- [Supplied information]
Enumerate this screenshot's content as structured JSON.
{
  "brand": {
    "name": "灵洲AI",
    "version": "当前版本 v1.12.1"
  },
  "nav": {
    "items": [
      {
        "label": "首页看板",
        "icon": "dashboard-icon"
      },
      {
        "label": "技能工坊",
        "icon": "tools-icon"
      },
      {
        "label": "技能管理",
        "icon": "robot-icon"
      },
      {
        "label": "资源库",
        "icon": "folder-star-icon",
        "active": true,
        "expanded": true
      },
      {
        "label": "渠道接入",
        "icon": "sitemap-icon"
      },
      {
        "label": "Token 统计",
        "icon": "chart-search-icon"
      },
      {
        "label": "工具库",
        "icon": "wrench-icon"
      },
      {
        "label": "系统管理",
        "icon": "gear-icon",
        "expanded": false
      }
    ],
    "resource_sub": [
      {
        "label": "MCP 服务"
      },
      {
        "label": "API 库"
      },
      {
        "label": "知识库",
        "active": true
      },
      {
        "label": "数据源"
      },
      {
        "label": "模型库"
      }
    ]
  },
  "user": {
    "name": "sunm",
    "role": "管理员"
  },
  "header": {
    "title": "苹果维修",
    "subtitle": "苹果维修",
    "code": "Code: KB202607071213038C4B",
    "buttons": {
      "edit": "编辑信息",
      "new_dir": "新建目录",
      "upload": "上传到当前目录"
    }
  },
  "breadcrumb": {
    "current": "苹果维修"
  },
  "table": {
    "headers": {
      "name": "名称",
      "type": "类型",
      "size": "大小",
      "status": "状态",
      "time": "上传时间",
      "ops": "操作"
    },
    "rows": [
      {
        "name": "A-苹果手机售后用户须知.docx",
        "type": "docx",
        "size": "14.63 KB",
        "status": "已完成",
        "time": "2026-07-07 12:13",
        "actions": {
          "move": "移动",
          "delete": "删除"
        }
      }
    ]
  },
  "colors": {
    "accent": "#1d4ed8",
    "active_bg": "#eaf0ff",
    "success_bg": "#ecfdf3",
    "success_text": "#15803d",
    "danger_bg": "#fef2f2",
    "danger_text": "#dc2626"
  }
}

- [Your instructions] Emit the records above again, exactly, with no line skipped.

- [Completed exercise]
Enumerate this screenshot's content as structured JSON.
{
  "brand": {
    "name": "灵洲AI",
    "version": "当前版本 v1.12.1"
  },
  "nav": {
    "items": [
      {
        "label": "首页看板",
        "icon": "dashboard-icon"
      },
      {
        "label": "技能工坊",
        "icon": "tools-icon"
      },
      {
        "label": "技能管理",
        "icon": "robot-icon"
      },
      {
        "label": "资源库",
        "icon": "folder-star-icon",
        "active": true,
        "expanded": true
      },
      {
        "label": "渠道接入",
        "icon": "sitemap-icon"
      },
      {
        "label": "Token 统计",
        "icon": "chart-search-icon"
      },
      {
        "label": "工具库",
        "icon": "wrench-icon"
      },
      {
        "label": "系统管理",
        "icon": "gear-icon",
        "expanded": false
      }
    ],
    "resource_sub": [
      {
        "label": "MCP 服务"
      },
      {
        "label": "API 库"
      },
      {
        "label": "知识库",
        "active": true
      },
      {
        "label": "数据源"
      },
      {
        "label": "模型库"
      }
    ]
  },
  "user": {
    "name": "sunm",
    "role": "管理员"
  },
  "header": {
    "title": "苹果维修",
    "subtitle": "苹果维修",
    "code": "Code: KB202607071213038C4B",
    "buttons": {
      "edit": "编辑信息",
      "new_dir": "新建目录",
      "upload": "上传到当前目录"
    }
  },
  "breadcrumb": {
    "current": "苹果维修"
  },
  "table": {
    "headers": {
      "name": "名称",
      "type": "类型",
      "size": "大小",
      "status": "状态",
      "time": "上传时间",
      "ops": "操作"
    },
    "rows": [
      {
        "name": "A-苹果手机售后用户须知.docx",
        "type": "docx",
        "size": "14.63 KB",
        "status": "已完成",
        "time": "2026-07-07 12:13",
        "actions": {
          "move": "移动",
          "delete": "删除"
        }
      }
    ]
  },
  "colors": {
    "accent": "#1d4ed8",
    "active_bg": "#eaf0ff",
    "success_bg": "#ecfdf3",
    "success_text": "#15803d",
    "danger_bg": "#fef2f2",
    "danger_text": "#dc2626"
  }
}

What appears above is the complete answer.